_What the exercise asks_
Give back each entry unchanged, minus pictures.

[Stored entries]
::::::

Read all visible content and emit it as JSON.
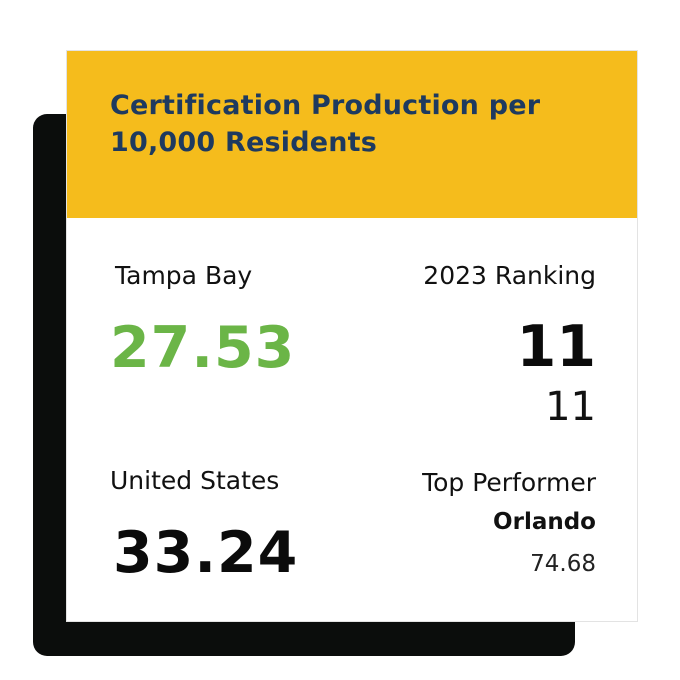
{
  "colors": {
    "header_bg": "#F5BC1C",
    "title_text": "#1E3A5F",
    "highlight_green": "#6BB547",
    "shadow": "#0B0D0C",
    "card_bg": "#FFFFFF"
  },
  "header": {
    "title": "Certification Production per 10,000 Residents"
  },
  "tampa_bay": {
    "label": "Tampa Bay",
    "value": "27.53"
  },
  "ranking": {
    "label": "2023 Ranking",
    "rank": "11",
    "secondary": "11"
  },
  "united_states": {
    "label": "United States",
    "value": "33.24"
  },
  "top_performer": {
    "label": "Top Performer",
    "city": "Orlando",
    "value": "74.68"
  }
}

::::::

_Written solution_
Read all visible content and emit it as JSON.
{
  "colors": {
    "header_bg": "#F5BC1C",
    "title_text": "#1E3A5F",
    "highlight_green": "#6BB547",
    "shadow": "#0B0D0C",
    "card_bg": "#FFFFFF"
  },
  "header": {
    "title": "Certification Production per 10,000 Residents"
  },
  "tampa_bay": {
    "label": "Tampa Bay",
    "value": "27.53"
  },
  "ranking": {
    "label": "2023 Ranking",
    "rank": "11",
    "secondary": "11"
  },
  "united_states": {
    "label": "United States",
    "value": "33.24"
  },
  "top_performer": {
    "label": "Top Performer",
    "city": "Orlando",
    "value": "74.68"
  }
}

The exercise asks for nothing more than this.